### Your goal:
Can you print the data exactly and leave out each image?

§ §

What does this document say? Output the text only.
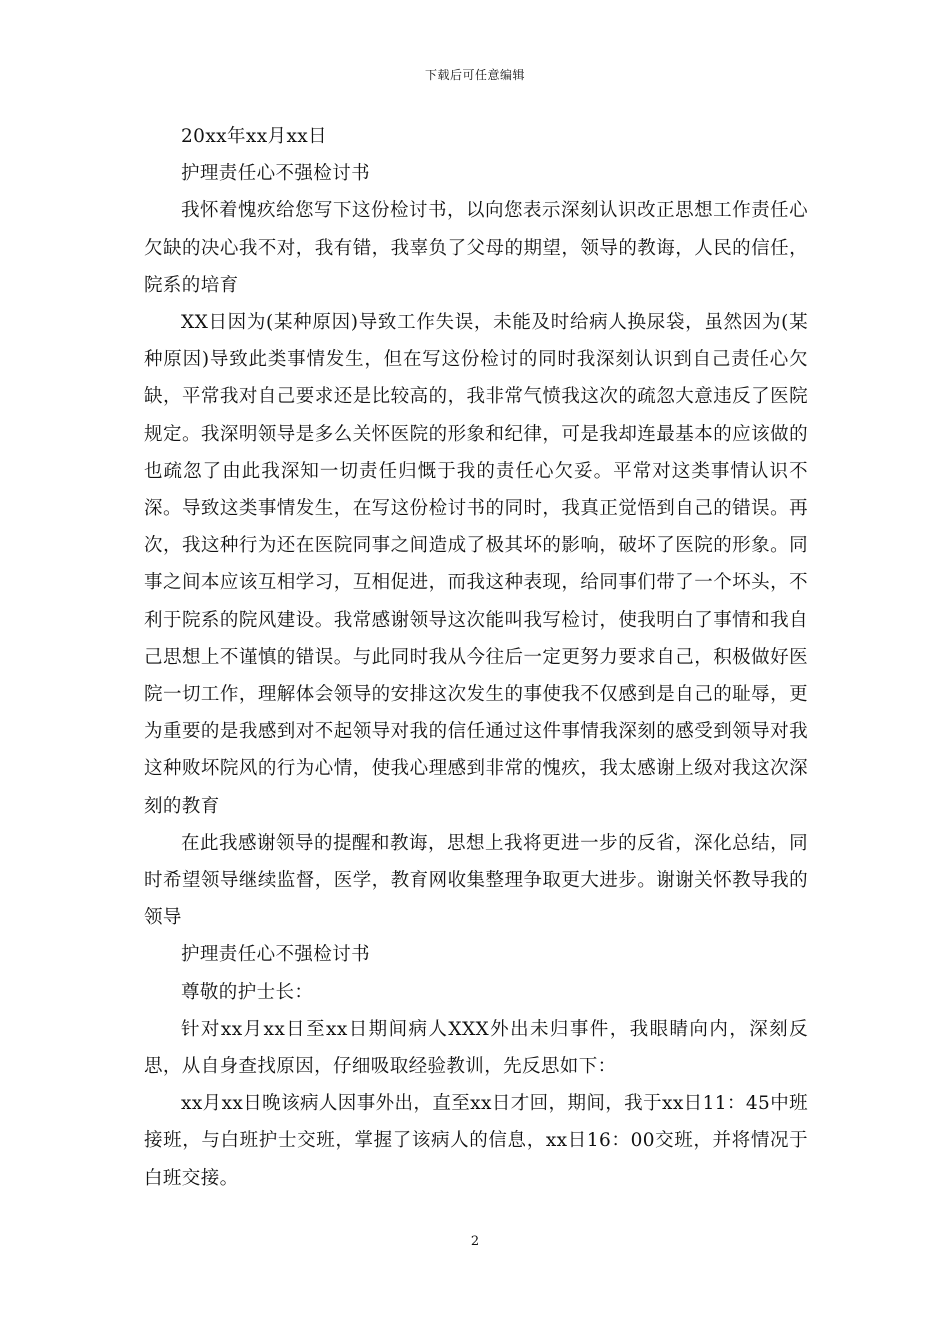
下载后可任意编辑

20xx年xx月xx日

护理责任心不强检讨书

我怀着愧疚给您写下这份检讨书，以向您表示深刻认识改正思想工作责任心欠缺的决心我不对，我有错，我辜负了父母的期望，领导的教诲，人民的信任，院系的培育

XX日因为(某种原因)导致工作失误，未能及时给病人换尿袋，虽然因为(某种原因)导致此类事情发生，但在写这份检讨的同时我深刻认识到自己责任心欠缺，平常我对自己要求还是比较高的，我非常气愤我这次的疏忽大意违反了医院规定。我深明领导是多么关怀医院的形象和纪律，可是我却连最基本的应该做的也疏忽了由此我深知一切责任归慨于我的责任心欠妥。平常对这类事情认识不深。导致这类事情发生，在写这份检讨书的同时，我真正觉悟到自己的错误。再次，我这种行为还在医院同事之间造成了极其坏的影响，破坏了医院的形象。同事之间本应该互相学习，互相促进，而我这种表现，给同事们带了一个坏头，不利于院系的院风建设。我常感谢领导这次能叫我写检讨，使我明白了事情和我自己思想上不谨慎的错误。与此同时我从今往后一定更努力要求自己，积极做好医院一切工作，理解体会领导的安排这次发生的事使我不仅感到是自己的耻辱，更为重要的是我感到对不起领导对我的信任通过这件事情我深刻的感受到领导对我这种败坏院风的行为心情，使我心理感到非常的愧疚，我太感谢上级对我这次深刻的教育

在此我感谢领导的提醒和教诲，思想上我将更进一步的反省，深化总结，同时希望领导继续监督，医学，教育网收集整理争取更大进步。谢谢关怀教导我的领导

护理责任心不强检讨书

尊敬的护士长：

针对xx月xx日至xx日期间病人XXX外出未归事件，我眼睛向内，深刻反思，从自身查找原因，仔细吸取经验教训，先反思如下：

xx月xx日晚该病人因事外出，直至xx日才回，期间，我于xx日11：45中班接班，与白班护士交班，掌握了该病人的信息，xx日16：00交班，并将情况于白班交接。

2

§ §

### The answer:
What does this document say? Output the text only.
下载后可任意编辑

20xx年xx月xx日

护理责任心不强检讨书

我怀着愧疚给您写下这份检讨书，以向您表示深刻认识改正思想工作责任心欠缺的决心我不对，我有错，我辜负了父母的期望，领导的教诲，人民的信任，院系的培育

XX日因为(某种原因)导致工作失误，未能及时给病人换尿袋，虽然因为(某种原因)导致此类事情发生，但在写这份检讨的同时我深刻认识到自己责任心欠缺，平常我对自己要求还是比较高的，我非常气愤我这次的疏忽大意违反了医院规定。我深明领导是多么关怀医院的形象和纪律，可是我却连最基本的应该做的也疏忽了由此我深知一切责任归慨于我的责任心欠妥。平常对这类事情认识不深。导致这类事情发生，在写这份检讨书的同时，我真正觉悟到自己的错误。再次，我这种行为还在医院同事之间造成了极其坏的影响，破坏了医院的形象。同事之间本应该互相学习，互相促进，而我这种表现，给同事们带了一个坏头，不利于院系的院风建设。我常感谢领导这次能叫我写检讨，使我明白了事情和我自己思想上不谨慎的错误。与此同时我从今往后一定更努力要求自己，积极做好医院一切工作，理解体会领导的安排这次发生的事使我不仅感到是自己的耻辱，更为重要的是我感到对不起领导对我的信任通过这件事情我深刻的感受到领导对我这种败坏院风的行为心情，使我心理感到非常的愧疚，我太感谢上级对我这次深刻的教育

在此我感谢领导的提醒和教诲，思想上我将更进一步的反省，深化总结，同时希望领导继续监督，医学，教育网收集整理争取更大进步。谢谢关怀教导我的领导

护理责任心不强检讨书

尊敬的护士长：

针对xx月xx日至xx日期间病人XXX外出未归事件，我眼睛向内，深刻反思，从自身查找原因，仔细吸取经验教训，先反思如下：

xx月xx日晚该病人因事外出，直至xx日才回，期间，我于xx日11：45中班接班，与白班护士交班，掌握了该病人的信息，xx日16：00交班，并将情况于白班交接。

2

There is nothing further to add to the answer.